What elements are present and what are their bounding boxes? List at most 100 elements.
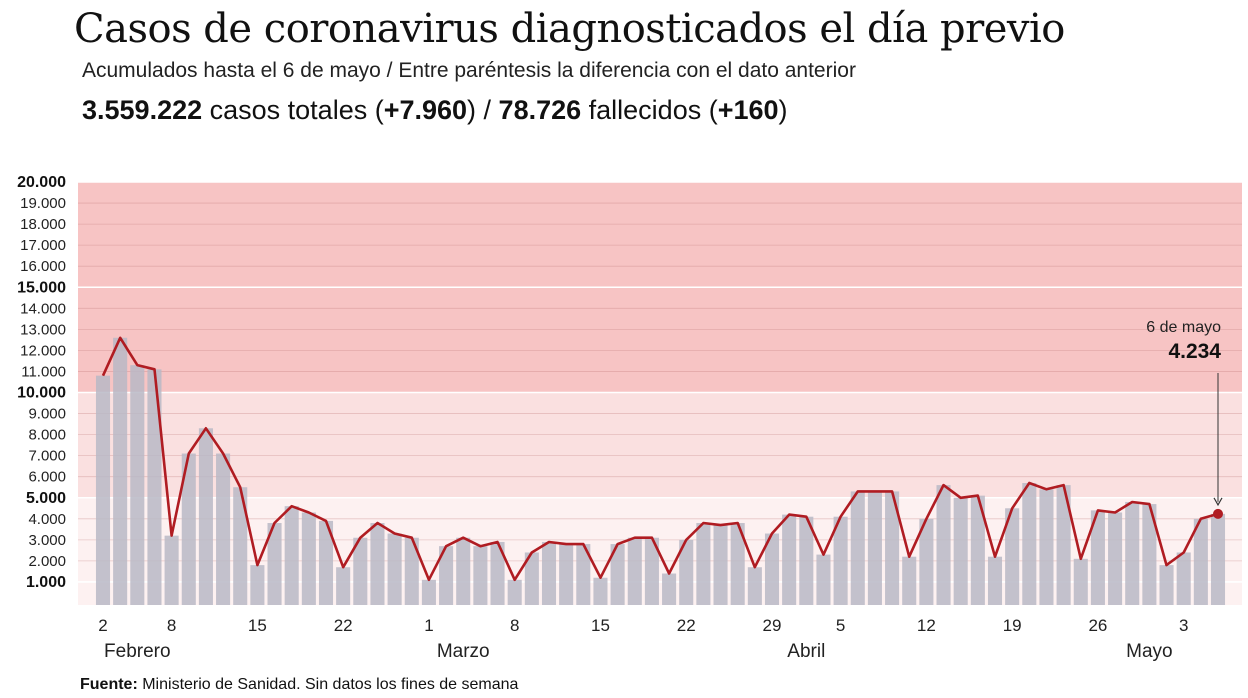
x-tick-label: 26 bbox=[1088, 616, 1107, 635]
bar bbox=[833, 516, 848, 605]
x-tick-label: 19 bbox=[1003, 616, 1022, 635]
total-deaths-label: fallecidos ( bbox=[581, 95, 718, 125]
chart-subtitle: Acumulados hasta el 6 de mayo / Entre pa… bbox=[82, 59, 856, 82]
y-tick-label: 17.000 bbox=[20, 237, 66, 254]
bar bbox=[850, 491, 865, 605]
bar bbox=[130, 365, 145, 605]
bar bbox=[1005, 508, 1020, 605]
bar bbox=[696, 523, 711, 605]
x-tick-label: 1 bbox=[424, 616, 433, 635]
y-tick-label: 16.000 bbox=[20, 258, 66, 275]
bar bbox=[387, 533, 402, 605]
bar bbox=[336, 567, 351, 605]
bar bbox=[250, 565, 265, 605]
x-tick-label: 5 bbox=[836, 616, 845, 635]
bar bbox=[198, 428, 213, 605]
bar bbox=[713, 525, 728, 605]
bar bbox=[164, 535, 179, 605]
bar bbox=[679, 539, 694, 605]
bar bbox=[267, 523, 282, 605]
bar bbox=[439, 546, 454, 605]
bar bbox=[919, 518, 934, 605]
bar bbox=[559, 544, 574, 605]
bar bbox=[1056, 485, 1071, 605]
bar bbox=[404, 537, 419, 605]
bar bbox=[970, 495, 985, 605]
chart-annotation: 6 de mayo 4.234 bbox=[1146, 319, 1223, 519]
bar bbox=[456, 537, 471, 605]
bar bbox=[1039, 489, 1054, 605]
y-tick-label: 2.000 bbox=[28, 553, 66, 570]
totals-separator: ) / bbox=[467, 95, 499, 125]
x-tick-label: 8 bbox=[167, 616, 176, 635]
y-tick-label: 3.000 bbox=[28, 532, 66, 549]
bar bbox=[867, 491, 882, 605]
bar bbox=[730, 523, 745, 605]
x-tick-label: 15 bbox=[591, 616, 610, 635]
bar bbox=[936, 485, 951, 605]
chart-title: Casos de coronavirus diagnosticados el d… bbox=[74, 6, 1065, 52]
month-label: Febrero bbox=[104, 641, 171, 662]
bar bbox=[353, 537, 368, 605]
bar bbox=[902, 556, 917, 605]
bar bbox=[284, 506, 299, 605]
y-tick-label: 1.000 bbox=[26, 574, 66, 591]
y-tick-label: 6.000 bbox=[28, 469, 66, 486]
source-text: Ministerio de Sanidad. Sin datos los fin… bbox=[137, 676, 519, 693]
bar bbox=[885, 491, 900, 605]
bar-series bbox=[95, 337, 1226, 605]
x-tick-label: 2 bbox=[98, 616, 107, 635]
x-tick-label: 8 bbox=[510, 616, 519, 635]
x-tick-label: 12 bbox=[917, 616, 936, 635]
x-tick-label: 3 bbox=[1179, 616, 1188, 635]
y-tick-label: 18.000 bbox=[20, 216, 66, 233]
y-tick-label: 13.000 bbox=[20, 321, 66, 338]
bar bbox=[181, 453, 196, 605]
total-deaths-value: 78.726 bbox=[498, 95, 582, 125]
bar bbox=[1108, 512, 1123, 605]
bar bbox=[1159, 565, 1174, 605]
total-cases-diff: +7.960 bbox=[383, 95, 468, 125]
y-axis: 1.000 2.000 3.000 4.000 5.000 6.000 7.000 8.000… bbox=[17, 174, 66, 591]
bar bbox=[782, 514, 797, 605]
bar bbox=[524, 552, 539, 605]
x-axis: 2 8 15 22 1 8 15 22 29 5 12 19 26 3 Febrero Marzo Abril M… bbox=[98, 616, 1188, 662]
bar bbox=[627, 537, 642, 605]
bar bbox=[473, 546, 488, 605]
bar bbox=[113, 337, 128, 605]
bar bbox=[953, 497, 968, 605]
y-tick-label: 20.000 bbox=[17, 174, 66, 191]
totals-closing: ) bbox=[778, 95, 788, 125]
x-tick-label: 29 bbox=[763, 616, 782, 635]
bar bbox=[816, 554, 831, 605]
bar bbox=[147, 369, 162, 605]
bar bbox=[216, 453, 231, 605]
month-label: Mayo bbox=[1126, 641, 1172, 662]
y-tick-label: 10.000 bbox=[17, 385, 66, 402]
bar bbox=[764, 533, 780, 605]
total-cases-value: 3.559.222 bbox=[82, 95, 203, 125]
source-note: Fuente: Ministerio de Sanidad. Sin datos… bbox=[80, 676, 518, 694]
line-series bbox=[101, 336, 1219, 582]
bar bbox=[490, 541, 505, 605]
y-tick-label: 8.000 bbox=[28, 427, 66, 444]
y-tick-label: 11.000 bbox=[21, 363, 66, 380]
y-tick-label: 12.000 bbox=[20, 342, 66, 359]
y-tick-label: 15.000 bbox=[17, 279, 66, 296]
bar bbox=[1210, 513, 1226, 605]
annotation-date: 6 de mayo bbox=[1146, 319, 1221, 336]
month-label: Marzo bbox=[437, 641, 490, 662]
y-tick-label: 14.000 bbox=[20, 300, 66, 317]
source-label: Fuente: bbox=[80, 676, 138, 693]
y-tick-label: 7.000 bbox=[28, 448, 66, 465]
bar bbox=[662, 573, 677, 605]
y-tick-label: 9.000 bbox=[28, 406, 66, 423]
series-line bbox=[101, 336, 1219, 582]
bar bbox=[610, 544, 625, 605]
bar bbox=[644, 537, 659, 605]
annotation-marker bbox=[1213, 508, 1223, 519]
bar bbox=[1142, 504, 1157, 605]
y-tick-label: 5.000 bbox=[26, 490, 66, 507]
bar bbox=[747, 567, 762, 605]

▸ Problem statement
Your answer must be the records above, word for word, with every picture left out.

▸ Task output
What elements are present and what are their bounding boxes? List at most 100 elements.
x-tick-label: 26 bbox=[1088, 616, 1107, 635]
bar bbox=[833, 516, 848, 605]
x-tick-label: 19 bbox=[1003, 616, 1022, 635]
total-deaths-label: fallecidos ( bbox=[581, 95, 718, 125]
chart-subtitle: Acumulados hasta el 6 de mayo / Entre pa… bbox=[82, 59, 856, 82]
y-tick-label: 17.000 bbox=[20, 237, 66, 254]
bar bbox=[850, 491, 865, 605]
bar bbox=[130, 365, 145, 605]
bar bbox=[1005, 508, 1020, 605]
bar bbox=[696, 523, 711, 605]
x-tick-label: 1 bbox=[424, 616, 433, 635]
y-tick-label: 16.000 bbox=[20, 258, 66, 275]
bar bbox=[387, 533, 402, 605]
bar bbox=[336, 567, 351, 605]
bar bbox=[250, 565, 265, 605]
x-tick-label: 5 bbox=[836, 616, 845, 635]
bar bbox=[198, 428, 213, 605]
bar bbox=[713, 525, 728, 605]
bar bbox=[164, 535, 179, 605]
bar bbox=[679, 539, 694, 605]
bar bbox=[267, 523, 282, 605]
bar bbox=[439, 546, 454, 605]
bar bbox=[919, 518, 934, 605]
bar bbox=[559, 544, 574, 605]
bar bbox=[1056, 485, 1071, 605]
bar bbox=[404, 537, 419, 605]
bar bbox=[970, 495, 985, 605]
chart-annotation: 6 de mayo 4.234 bbox=[1146, 319, 1223, 519]
bar bbox=[456, 537, 471, 605]
bar bbox=[1039, 489, 1054, 605]
y-tick-label: 2.000 bbox=[28, 553, 66, 570]
totals-separator: ) / bbox=[467, 95, 499, 125]
x-tick-label: 8 bbox=[167, 616, 176, 635]
y-tick-label: 3.000 bbox=[28, 532, 66, 549]
bar bbox=[867, 491, 882, 605]
bar bbox=[730, 523, 745, 605]
x-tick-label: 15 bbox=[591, 616, 610, 635]
bar bbox=[936, 485, 951, 605]
chart-title: Casos de coronavirus diagnosticados el d… bbox=[74, 6, 1065, 52]
month-label: Febrero bbox=[104, 641, 171, 662]
bar bbox=[353, 537, 368, 605]
bar bbox=[902, 556, 917, 605]
bar bbox=[284, 506, 299, 605]
y-tick-label: 1.000 bbox=[26, 574, 66, 591]
y-tick-label: 6.000 bbox=[28, 469, 66, 486]
source-text: Ministerio de Sanidad. Sin datos los fin… bbox=[137, 676, 519, 693]
bar bbox=[885, 491, 900, 605]
bar-series bbox=[95, 337, 1226, 605]
x-tick-label: 2 bbox=[98, 616, 107, 635]
x-tick-label: 8 bbox=[510, 616, 519, 635]
x-tick-label: 12 bbox=[917, 616, 936, 635]
x-tick-label: 3 bbox=[1179, 616, 1188, 635]
y-tick-label: 18.000 bbox=[20, 216, 66, 233]
y-tick-label: 13.000 bbox=[20, 321, 66, 338]
bar bbox=[181, 453, 196, 605]
total-deaths-value: 78.726 bbox=[498, 95, 582, 125]
bar bbox=[1108, 512, 1123, 605]
bar bbox=[1159, 565, 1174, 605]
total-cases-diff: +7.960 bbox=[383, 95, 468, 125]
y-axis: 1.000 2.000 3.000 4.000 5.000 6.000 7.000 8.000… bbox=[17, 174, 66, 591]
bar bbox=[782, 514, 797, 605]
bar bbox=[524, 552, 539, 605]
x-axis: 2 8 15 22 1 8 15 22 29 5 12 19 26 3 Febrero Marzo Abril M… bbox=[98, 616, 1188, 662]
bar bbox=[627, 537, 642, 605]
bar bbox=[473, 546, 488, 605]
bar bbox=[113, 337, 128, 605]
bar bbox=[953, 497, 968, 605]
y-tick-label: 20.000 bbox=[17, 174, 66, 191]
totals-closing: ) bbox=[778, 95, 788, 125]
x-tick-label: 29 bbox=[763, 616, 782, 635]
bar bbox=[816, 554, 831, 605]
bar bbox=[147, 369, 162, 605]
bar bbox=[216, 453, 231, 605]
month-label: Mayo bbox=[1126, 641, 1172, 662]
y-tick-label: 10.000 bbox=[17, 385, 66, 402]
bar bbox=[764, 533, 780, 605]
total-cases-value: 3.559.222 bbox=[82, 95, 203, 125]
source-note: Fuente: Ministerio de Sanidad. Sin datos… bbox=[80, 676, 518, 694]
line-series bbox=[101, 336, 1219, 582]
bar bbox=[490, 541, 505, 605]
y-tick-label: 8.000 bbox=[28, 427, 66, 444]
y-tick-label: 11.000 bbox=[21, 363, 66, 380]
y-tick-label: 12.000 bbox=[20, 342, 66, 359]
y-tick-label: 15.000 bbox=[17, 279, 66, 296]
bar bbox=[1210, 513, 1226, 605]
annotation-date: 6 de mayo bbox=[1146, 319, 1221, 336]
month-label: Marzo bbox=[437, 641, 490, 662]
y-tick-label: 14.000 bbox=[20, 300, 66, 317]
source-label: Fuente: bbox=[80, 676, 138, 693]
y-tick-label: 7.000 bbox=[28, 448, 66, 465]
bar bbox=[662, 573, 677, 605]
y-tick-label: 9.000 bbox=[28, 406, 66, 423]
series-line bbox=[101, 336, 1219, 582]
bar bbox=[610, 544, 625, 605]
bar bbox=[644, 537, 659, 605]
annotation-marker bbox=[1213, 508, 1223, 519]
bar bbox=[1142, 504, 1157, 605]
y-tick-label: 5.000 bbox=[26, 490, 66, 507]
bar bbox=[747, 567, 762, 605]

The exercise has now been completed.